> **Record set**
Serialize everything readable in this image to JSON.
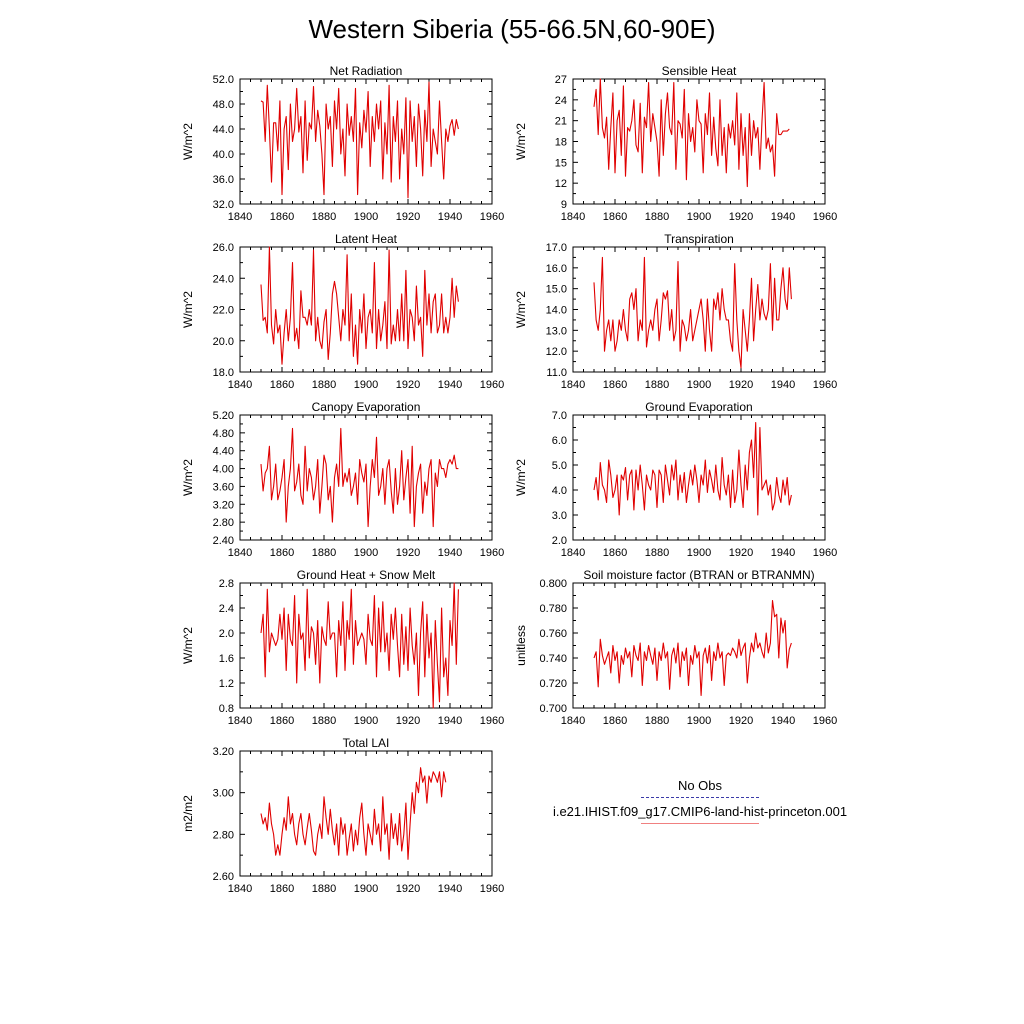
{
  "title": "Western Siberia (55-66.5N,60-90E)",
  "legend": {
    "entries": [
      {
        "label": "No Obs",
        "style": "dashed",
        "color": "#3a3aa8"
      },
      {
        "label": "i.e21.IHIST.f09_g17.CMIP6-land-hist-princeton.001",
        "style": "solid",
        "color": "#f08080"
      }
    ]
  },
  "chart_data": [
    {
      "type": "line",
      "title": "Net Radiation",
      "ylabel": "W/m^2",
      "xlim": [
        1840,
        1960
      ],
      "ylim": [
        32,
        52
      ],
      "xticks": [
        1840,
        1860,
        1880,
        1900,
        1920,
        1940,
        1960
      ],
      "yticks": [
        "32.0",
        "36.0",
        "40.0",
        "44.0",
        "48.0",
        "52.0"
      ],
      "x_start": 1850,
      "color": "#e00000",
      "values": [
        48.5,
        48.3,
        42.0,
        51.0,
        44.0,
        35.5,
        45.0,
        45.0,
        40.5,
        48.5,
        33.5,
        44.0,
        46.0,
        37.5,
        48.0,
        42.0,
        44.0,
        50.5,
        43.5,
        46.0,
        37.0,
        48.5,
        39.0,
        45.0,
        44.0,
        50.8,
        42.0,
        47.0,
        44.5,
        40.0,
        33.5,
        48.0,
        44.0,
        46.0,
        38.0,
        48.5,
        44.0,
        50.5,
        40.0,
        44.0,
        36.5,
        48.0,
        43.0,
        46.0,
        42.0,
        50.5,
        33.5,
        45.0,
        41.0,
        47.0,
        43.5,
        50.0,
        38.0,
        46.0,
        42.0,
        48.0,
        44.0,
        48.5,
        36.0,
        45.0,
        40.0,
        51.0,
        35.5,
        46.0,
        42.0,
        48.5,
        36.0,
        44.0,
        40.0,
        49.0,
        33.0,
        48.5,
        42.0,
        46.0,
        38.0,
        48.0,
        44.0,
        36.5,
        47.0,
        42.0,
        51.5,
        38.0,
        44.0,
        42.0,
        40.0,
        48.5,
        42.0,
        36.0,
        44.0,
        42.0,
        44.5,
        45.5,
        43.0,
        45.5,
        44.0
      ]
    },
    {
      "type": "line",
      "title": "Sensible Heat",
      "ylabel": "W/m^2",
      "xlim": [
        1840,
        1960
      ],
      "ylim": [
        9,
        27
      ],
      "xticks": [
        1840,
        1860,
        1880,
        1900,
        1920,
        1940,
        1960
      ],
      "yticks": [
        "9",
        "12",
        "15",
        "18",
        "21",
        "24",
        "27"
      ],
      "x_start": 1850,
      "color": "#e00000",
      "values": [
        23.0,
        25.5,
        19.0,
        27.0,
        20.0,
        18.5,
        21.5,
        14.0,
        20.0,
        25.0,
        13.5,
        21.0,
        22.5,
        16.0,
        26.0,
        13.0,
        20.0,
        19.5,
        21.0,
        24.0,
        17.5,
        16.5,
        23.5,
        13.5,
        21.5,
        20.0,
        26.5,
        18.0,
        22.0,
        20.0,
        18.0,
        13.0,
        24.0,
        16.0,
        22.0,
        25.0,
        20.0,
        19.0,
        26.5,
        14.0,
        21.0,
        20.5,
        18.5,
        25.5,
        12.5,
        22.0,
        18.0,
        20.0,
        16.5,
        24.0,
        21.0,
        20.5,
        13.5,
        22.0,
        19.0,
        25.0,
        16.0,
        21.5,
        17.0,
        14.5,
        24.0,
        16.0,
        20.0,
        13.5,
        20.5,
        18.5,
        21.0,
        17.5,
        25.0,
        14.0,
        22.0,
        16.0,
        20.0,
        11.5,
        22.0,
        16.0,
        21.0,
        18.5,
        20.0,
        14.0,
        21.0,
        26.5,
        17.0,
        18.5,
        16.5,
        17.5,
        13.0,
        22.0,
        19.0,
        19.0,
        19.5,
        19.5,
        19.5,
        19.8
      ]
    },
    {
      "type": "line",
      "title": "Latent Heat",
      "ylabel": "W/m^2",
      "xlim": [
        1840,
        1960
      ],
      "ylim": [
        18,
        26
      ],
      "xticks": [
        1840,
        1860,
        1880,
        1900,
        1920,
        1940,
        1960
      ],
      "yticks": [
        "18.0",
        "20.0",
        "22.0",
        "24.0",
        "26.0"
      ],
      "x_start": 1850,
      "color": "#e00000",
      "values": [
        23.6,
        21.3,
        21.5,
        20.5,
        26.0,
        21.0,
        19.8,
        22.0,
        20.5,
        21.0,
        18.5,
        20.5,
        22.0,
        20.0,
        21.5,
        25.0,
        20.0,
        20.8,
        19.5,
        23.2,
        21.5,
        21.5,
        21.0,
        22.0,
        21.0,
        25.8,
        20.0,
        21.5,
        20.0,
        19.5,
        21.2,
        22.0,
        18.8,
        20.5,
        23.0,
        23.8,
        23.0,
        21.5,
        20.0,
        22.0,
        21.0,
        25.5,
        20.0,
        23.0,
        19.0,
        21.0,
        18.5,
        22.0,
        20.5,
        23.0,
        19.5,
        21.5,
        22.0,
        20.5,
        25.0,
        19.5,
        22.0,
        20.0,
        21.0,
        22.5,
        19.5,
        25.8,
        19.8,
        21.0,
        20.0,
        22.0,
        20.0,
        23.0,
        20.0,
        24.5,
        19.5,
        22.0,
        21.5,
        20.0,
        23.5,
        21.0,
        21.5,
        19.0,
        24.5,
        21.0,
        23.0,
        20.5,
        22.5,
        23.0,
        20.5,
        21.0,
        23.0,
        20.5,
        21.5,
        20.5,
        21.5,
        24.0,
        21.5,
        23.5,
        22.5
      ]
    },
    {
      "type": "line",
      "title": "Transpiration",
      "ylabel": "W/m^2",
      "xlim": [
        1840,
        1960
      ],
      "ylim": [
        11,
        17
      ],
      "xticks": [
        1840,
        1860,
        1880,
        1900,
        1920,
        1940,
        1960
      ],
      "yticks": [
        "11.0",
        "12.0",
        "13.0",
        "14.0",
        "15.0",
        "16.0",
        "17.0"
      ],
      "x_start": 1850,
      "color": "#e00000",
      "values": [
        15.3,
        13.5,
        13.0,
        14.0,
        16.5,
        12.0,
        13.0,
        13.5,
        12.5,
        13.5,
        12.0,
        12.5,
        13.5,
        13.0,
        14.0,
        13.0,
        12.5,
        14.5,
        14.8,
        14.0,
        15.0,
        12.5,
        13.5,
        13.0,
        16.5,
        12.2,
        13.0,
        13.5,
        13.0,
        14.0,
        14.5,
        12.5,
        13.5,
        14.8,
        14.5,
        14.9,
        13.0,
        14.0,
        12.5,
        13.0,
        16.3,
        12.0,
        13.5,
        13.2,
        12.5,
        13.0,
        14.0,
        12.5,
        13.0,
        13.5,
        14.0,
        14.5,
        13.5,
        12.0,
        14.5,
        13.0,
        12.0,
        14.5,
        14.0,
        14.8,
        13.5,
        15.0,
        14.0,
        13.5,
        13.5,
        12.5,
        12.0,
        16.2,
        13.5,
        12.0,
        11.2,
        14.0,
        13.0,
        12.0,
        13.5,
        15.5,
        12.5,
        14.0,
        15.2,
        13.5,
        14.5,
        13.8,
        13.5,
        14.0,
        16.2,
        13.0,
        15.5,
        13.5,
        13.5,
        15.0,
        16.0,
        14.5,
        14.0,
        16.0,
        14.5
      ]
    },
    {
      "type": "line",
      "title": "Canopy Evaporation",
      "ylabel": "W/m^2",
      "xlim": [
        1840,
        1960
      ],
      "ylim": [
        2.4,
        5.2
      ],
      "xticks": [
        1840,
        1860,
        1880,
        1900,
        1920,
        1940,
        1960
      ],
      "yticks": [
        "2.40",
        "2.80",
        "3.20",
        "3.60",
        "4.00",
        "4.40",
        "4.80",
        "5.20"
      ],
      "x_start": 1850,
      "color": "#e00000",
      "values": [
        4.1,
        3.5,
        3.9,
        4.0,
        4.5,
        3.3,
        3.6,
        4.1,
        3.3,
        3.5,
        3.8,
        4.2,
        2.8,
        3.6,
        4.0,
        4.9,
        3.5,
        3.7,
        4.1,
        3.4,
        3.2,
        4.5,
        3.5,
        4.0,
        3.8,
        3.3,
        3.6,
        4.2,
        3.0,
        3.6,
        4.3,
        4.1,
        3.3,
        3.6,
        2.8,
        3.8,
        4.1,
        3.6,
        4.9,
        3.6,
        3.9,
        3.7,
        4.0,
        3.4,
        3.6,
        3.9,
        3.2,
        4.2,
        3.9,
        3.7,
        4.1,
        2.7,
        3.6,
        4.2,
        3.8,
        4.7,
        3.4,
        3.6,
        4.0,
        3.2,
        4.0,
        4.2,
        3.5,
        3.0,
        4.0,
        3.2,
        3.6,
        4.4,
        3.3,
        3.8,
        4.2,
        3.0,
        4.5,
        2.7,
        3.6,
        3.9,
        4.1,
        3.0,
        3.7,
        3.4,
        4.0,
        4.2,
        2.7,
        3.9,
        3.6,
        4.2,
        4.0,
        4.0,
        3.8,
        4.1,
        4.2,
        4.1,
        4.3,
        4.0,
        4.0
      ]
    },
    {
      "type": "line",
      "title": "Ground Evaporation",
      "ylabel": "W/m^2",
      "xlim": [
        1840,
        1960
      ],
      "ylim": [
        2,
        7
      ],
      "xticks": [
        1840,
        1860,
        1880,
        1900,
        1920,
        1940,
        1960
      ],
      "yticks": [
        "2.0",
        "3.0",
        "4.0",
        "5.0",
        "6.0",
        "7.0"
      ],
      "x_start": 1850,
      "color": "#e00000",
      "values": [
        4.0,
        4.5,
        3.6,
        5.1,
        4.2,
        4.0,
        3.5,
        5.2,
        4.6,
        3.7,
        4.0,
        4.6,
        3.0,
        4.6,
        4.4,
        4.9,
        3.6,
        4.6,
        4.8,
        3.2,
        4.8,
        4.0,
        5.0,
        4.2,
        3.2,
        4.6,
        4.2,
        4.0,
        4.8,
        4.6,
        3.3,
        4.8,
        4.6,
        3.5,
        5.0,
        4.4,
        3.8,
        5.0,
        4.4,
        5.2,
        3.6,
        4.6,
        3.9,
        4.7,
        3.5,
        4.2,
        4.8,
        4.2,
        5.0,
        4.4,
        3.5,
        4.6,
        4.2,
        5.2,
        3.9,
        4.8,
        4.4,
        3.9,
        5.0,
        4.0,
        3.6,
        5.3,
        4.2,
        3.8,
        4.6,
        3.3,
        4.8,
        3.5,
        4.0,
        5.6,
        4.2,
        3.3,
        5.0,
        4.0,
        5.5,
        6.0,
        4.5,
        6.7,
        3.0,
        6.5,
        4.0,
        4.2,
        4.4,
        3.8,
        4.2,
        3.2,
        3.5,
        4.5,
        3.8,
        3.5,
        4.4,
        3.8,
        4.5,
        3.4,
        3.8
      ]
    },
    {
      "type": "line",
      "title": "Ground Heat + Snow Melt",
      "ylabel": "W/m^2",
      "xlim": [
        1840,
        1960
      ],
      "ylim": [
        0.8,
        2.8
      ],
      "xticks": [
        1840,
        1860,
        1880,
        1900,
        1920,
        1940,
        1960
      ],
      "yticks": [
        "0.8",
        "1.2",
        "1.6",
        "2.0",
        "2.4",
        "2.8"
      ],
      "x_start": 1850,
      "color": "#e00000",
      "values": [
        2.0,
        2.3,
        1.3,
        2.7,
        1.7,
        2.0,
        1.9,
        1.8,
        1.9,
        2.3,
        1.9,
        2.4,
        1.4,
        2.3,
        1.9,
        1.8,
        2.6,
        1.2,
        2.3,
        1.9,
        2.0,
        1.4,
        2.7,
        1.6,
        2.1,
        2.0,
        1.5,
        2.2,
        1.2,
        2.1,
        1.9,
        1.8,
        2.5,
        1.9,
        2.0,
        2.0,
        1.3,
        2.2,
        1.8,
        2.5,
        1.4,
        2.2,
        1.9,
        2.7,
        1.5,
        2.2,
        1.8,
        1.9,
        2.0,
        1.9,
        1.5,
        2.3,
        1.9,
        1.8,
        2.6,
        1.3,
        2.4,
        1.7,
        2.5,
        1.7,
        2.0,
        1.4,
        2.3,
        1.9,
        2.4,
        1.8,
        1.3,
        2.3,
        1.5,
        2.1,
        1.4,
        2.4,
        1.8,
        1.5,
        2.0,
        1.0,
        2.0,
        2.5,
        1.3,
        2.3,
        1.6,
        2.0,
        0.8,
        2.2,
        1.5,
        0.9,
        2.4,
        1.3,
        1.6,
        1.0,
        2.2,
        1.8,
        2.8,
        1.5,
        2.7
      ]
    },
    {
      "type": "line",
      "title": "Soil moisture factor (BTRAN or BTRANMN)",
      "ylabel": "unitless",
      "xlim": [
        1840,
        1960
      ],
      "ylim": [
        0.7,
        0.8
      ],
      "xticks": [
        1840,
        1860,
        1880,
        1900,
        1920,
        1940,
        1960
      ],
      "yticks": [
        "0.700",
        "0.720",
        "0.740",
        "0.760",
        "0.780",
        "0.800"
      ],
      "x_start": 1850,
      "color": "#e00000",
      "values": [
        0.74,
        0.745,
        0.717,
        0.755,
        0.742,
        0.735,
        0.74,
        0.745,
        0.728,
        0.75,
        0.738,
        0.745,
        0.72,
        0.742,
        0.735,
        0.748,
        0.74,
        0.745,
        0.725,
        0.75,
        0.742,
        0.738,
        0.752,
        0.718,
        0.745,
        0.738,
        0.75,
        0.742,
        0.735,
        0.748,
        0.722,
        0.745,
        0.738,
        0.752,
        0.74,
        0.745,
        0.715,
        0.742,
        0.748,
        0.736,
        0.752,
        0.725,
        0.745,
        0.738,
        0.748,
        0.718,
        0.742,
        0.735,
        0.75,
        0.74,
        0.745,
        0.71,
        0.742,
        0.748,
        0.736,
        0.75,
        0.722,
        0.745,
        0.738,
        0.752,
        0.74,
        0.745,
        0.718,
        0.742,
        0.744,
        0.742,
        0.748,
        0.745,
        0.74,
        0.755,
        0.742,
        0.748,
        0.752,
        0.72,
        0.74,
        0.752,
        0.745,
        0.76,
        0.748,
        0.752,
        0.745,
        0.74,
        0.76,
        0.744,
        0.752,
        0.786,
        0.773,
        0.775,
        0.74,
        0.772,
        0.76,
        0.77,
        0.732,
        0.747,
        0.752
      ]
    },
    {
      "type": "line",
      "title": "Total LAI",
      "ylabel": "m2/m2",
      "xlim": [
        1840,
        1960
      ],
      "ylim": [
        2.6,
        3.2
      ],
      "xticks": [
        1840,
        1860,
        1880,
        1900,
        1920,
        1940,
        1960
      ],
      "yticks": [
        "2.60",
        "2.80",
        "3.00",
        "3.20"
      ],
      "x_start": 1850,
      "color": "#e00000",
      "values": [
        2.9,
        2.85,
        2.88,
        2.82,
        2.95,
        2.85,
        2.8,
        2.7,
        2.75,
        2.7,
        2.8,
        2.88,
        2.82,
        2.98,
        2.85,
        2.9,
        2.8,
        2.75,
        2.85,
        2.9,
        2.8,
        2.75,
        2.83,
        2.9,
        2.82,
        2.72,
        2.7,
        2.8,
        2.85,
        2.78,
        2.98,
        2.88,
        2.8,
        2.92,
        2.82,
        2.75,
        2.85,
        2.7,
        2.88,
        2.8,
        2.85,
        2.7,
        2.78,
        2.85,
        2.72,
        2.82,
        2.75,
        2.88,
        2.95,
        2.8,
        2.7,
        2.85,
        2.8,
        2.75,
        2.92,
        2.8,
        2.85,
        2.72,
        2.98,
        2.8,
        2.85,
        2.68,
        2.9,
        2.78,
        2.85,
        2.75,
        2.9,
        2.72,
        2.8,
        2.95,
        2.68,
        2.85,
        3.0,
        2.9,
        3.05,
        3.0,
        3.12,
        3.05,
        3.08,
        2.95,
        3.08,
        3.05,
        3.1,
        3.08,
        3.05,
        3.1,
        2.98,
        3.1,
        3.05
      ]
    }
  ]
}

> **What this task involves**
Where a line above holds the string "Heat", show that line.

> **The response**
      "title": "Sensible Heat",
      "title": "Latent Heat",
      "title": "Ground Heat + Snow Melt",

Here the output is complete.